--- START OF SOURCE DATA ---

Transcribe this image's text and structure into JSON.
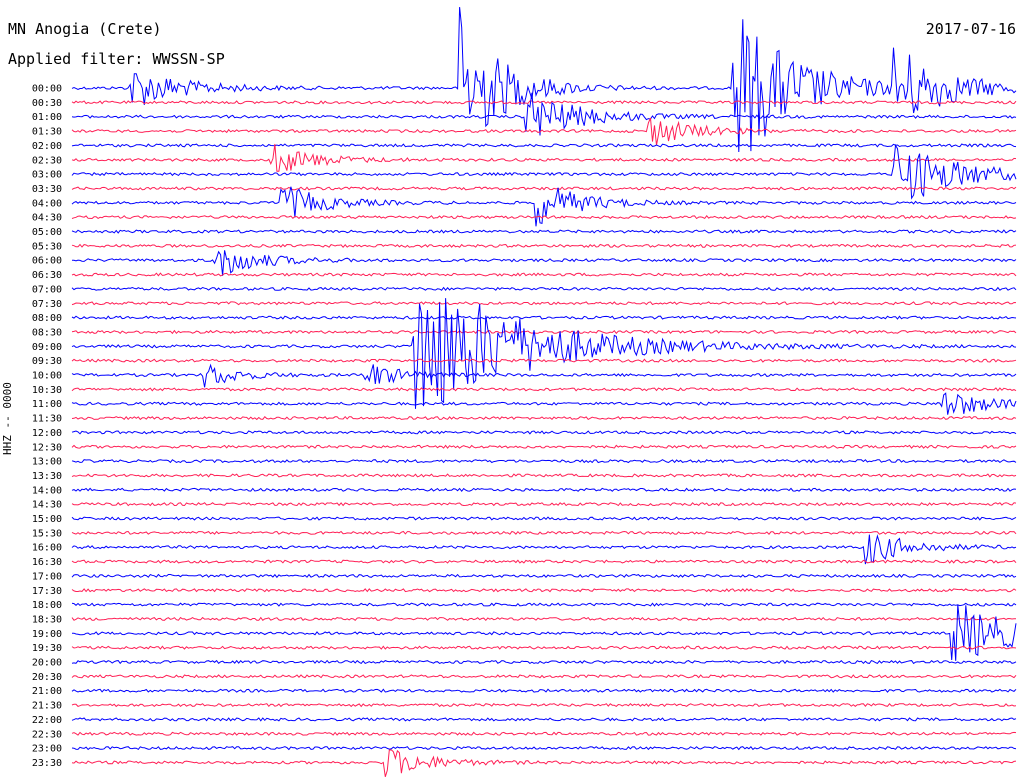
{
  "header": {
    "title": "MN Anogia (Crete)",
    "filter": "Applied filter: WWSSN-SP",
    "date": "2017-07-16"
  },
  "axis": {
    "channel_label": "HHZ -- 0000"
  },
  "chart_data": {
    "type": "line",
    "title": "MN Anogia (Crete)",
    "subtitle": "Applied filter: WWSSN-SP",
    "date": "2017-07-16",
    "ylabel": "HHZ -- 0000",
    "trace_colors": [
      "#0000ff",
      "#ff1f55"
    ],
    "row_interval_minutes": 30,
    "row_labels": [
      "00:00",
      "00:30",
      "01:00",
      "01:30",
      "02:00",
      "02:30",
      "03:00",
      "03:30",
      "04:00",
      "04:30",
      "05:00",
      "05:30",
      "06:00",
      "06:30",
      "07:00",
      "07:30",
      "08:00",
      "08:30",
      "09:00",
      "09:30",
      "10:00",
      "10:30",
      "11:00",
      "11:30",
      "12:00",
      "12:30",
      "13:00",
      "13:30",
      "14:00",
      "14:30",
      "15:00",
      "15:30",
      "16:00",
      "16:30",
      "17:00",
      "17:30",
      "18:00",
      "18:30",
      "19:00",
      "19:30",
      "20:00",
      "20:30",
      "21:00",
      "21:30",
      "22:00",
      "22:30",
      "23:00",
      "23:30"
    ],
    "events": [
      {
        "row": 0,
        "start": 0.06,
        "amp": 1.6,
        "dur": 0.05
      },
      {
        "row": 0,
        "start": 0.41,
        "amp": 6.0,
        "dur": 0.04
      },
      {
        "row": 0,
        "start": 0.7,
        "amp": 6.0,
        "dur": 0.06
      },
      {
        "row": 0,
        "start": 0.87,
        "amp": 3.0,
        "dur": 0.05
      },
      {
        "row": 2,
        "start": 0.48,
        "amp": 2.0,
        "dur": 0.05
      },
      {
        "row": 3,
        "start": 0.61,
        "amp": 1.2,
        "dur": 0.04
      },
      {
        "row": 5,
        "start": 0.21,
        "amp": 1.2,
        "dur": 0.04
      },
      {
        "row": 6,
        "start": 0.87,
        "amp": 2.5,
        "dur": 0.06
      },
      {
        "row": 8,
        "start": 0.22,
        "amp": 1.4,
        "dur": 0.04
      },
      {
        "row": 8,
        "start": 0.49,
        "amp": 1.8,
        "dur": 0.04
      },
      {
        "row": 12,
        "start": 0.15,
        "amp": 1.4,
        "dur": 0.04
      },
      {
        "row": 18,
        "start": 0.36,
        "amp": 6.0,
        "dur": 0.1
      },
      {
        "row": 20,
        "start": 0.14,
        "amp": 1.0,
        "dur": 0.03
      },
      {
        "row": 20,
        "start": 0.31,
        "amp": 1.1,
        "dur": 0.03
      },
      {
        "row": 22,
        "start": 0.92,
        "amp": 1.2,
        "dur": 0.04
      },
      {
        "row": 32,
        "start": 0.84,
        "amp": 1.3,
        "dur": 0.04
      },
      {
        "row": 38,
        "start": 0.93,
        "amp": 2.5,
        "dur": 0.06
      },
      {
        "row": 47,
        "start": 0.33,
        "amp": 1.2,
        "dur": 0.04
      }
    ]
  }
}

--- END OF SOURCE DATA ---

▸ TASK DIRECTIONS
Give the material again exactly as it is, but keep the pictures out.

▸ RESPONSE TO THIS TASK
Transcribe this image's text and structure into JSON.
{
  "header": {
    "title": "MN Anogia (Crete)",
    "filter": "Applied filter: WWSSN-SP",
    "date": "2017-07-16"
  },
  "axis": {
    "channel_label": "HHZ -- 0000"
  },
  "chart_data": {
    "type": "line",
    "title": "MN Anogia (Crete)",
    "subtitle": "Applied filter: WWSSN-SP",
    "date": "2017-07-16",
    "ylabel": "HHZ -- 0000",
    "trace_colors": [
      "#0000ff",
      "#ff1f55"
    ],
    "row_interval_minutes": 30,
    "row_labels": [
      "00:00",
      "00:30",
      "01:00",
      "01:30",
      "02:00",
      "02:30",
      "03:00",
      "03:30",
      "04:00",
      "04:30",
      "05:00",
      "05:30",
      "06:00",
      "06:30",
      "07:00",
      "07:30",
      "08:00",
      "08:30",
      "09:00",
      "09:30",
      "10:00",
      "10:30",
      "11:00",
      "11:30",
      "12:00",
      "12:30",
      "13:00",
      "13:30",
      "14:00",
      "14:30",
      "15:00",
      "15:30",
      "16:00",
      "16:30",
      "17:00",
      "17:30",
      "18:00",
      "18:30",
      "19:00",
      "19:30",
      "20:00",
      "20:30",
      "21:00",
      "21:30",
      "22:00",
      "22:30",
      "23:00",
      "23:30"
    ],
    "events": [
      {
        "row": 0,
        "start": 0.06,
        "amp": 1.6,
        "dur": 0.05
      },
      {
        "row": 0,
        "start": 0.41,
        "amp": 6.0,
        "dur": 0.04
      },
      {
        "row": 0,
        "start": 0.7,
        "amp": 6.0,
        "dur": 0.06
      },
      {
        "row": 0,
        "start": 0.87,
        "amp": 3.0,
        "dur": 0.05
      },
      {
        "row": 2,
        "start": 0.48,
        "amp": 2.0,
        "dur": 0.05
      },
      {
        "row": 3,
        "start": 0.61,
        "amp": 1.2,
        "dur": 0.04
      },
      {
        "row": 5,
        "start": 0.21,
        "amp": 1.2,
        "dur": 0.04
      },
      {
        "row": 6,
        "start": 0.87,
        "amp": 2.5,
        "dur": 0.06
      },
      {
        "row": 8,
        "start": 0.22,
        "amp": 1.4,
        "dur": 0.04
      },
      {
        "row": 8,
        "start": 0.49,
        "amp": 1.8,
        "dur": 0.04
      },
      {
        "row": 12,
        "start": 0.15,
        "amp": 1.4,
        "dur": 0.04
      },
      {
        "row": 18,
        "start": 0.36,
        "amp": 6.0,
        "dur": 0.1
      },
      {
        "row": 20,
        "start": 0.14,
        "amp": 1.0,
        "dur": 0.03
      },
      {
        "row": 20,
        "start": 0.31,
        "amp": 1.1,
        "dur": 0.03
      },
      {
        "row": 22,
        "start": 0.92,
        "amp": 1.2,
        "dur": 0.04
      },
      {
        "row": 32,
        "start": 0.84,
        "amp": 1.3,
        "dur": 0.04
      },
      {
        "row": 38,
        "start": 0.93,
        "amp": 2.5,
        "dur": 0.06
      },
      {
        "row": 47,
        "start": 0.33,
        "amp": 1.2,
        "dur": 0.04
      }
    ]
  }
}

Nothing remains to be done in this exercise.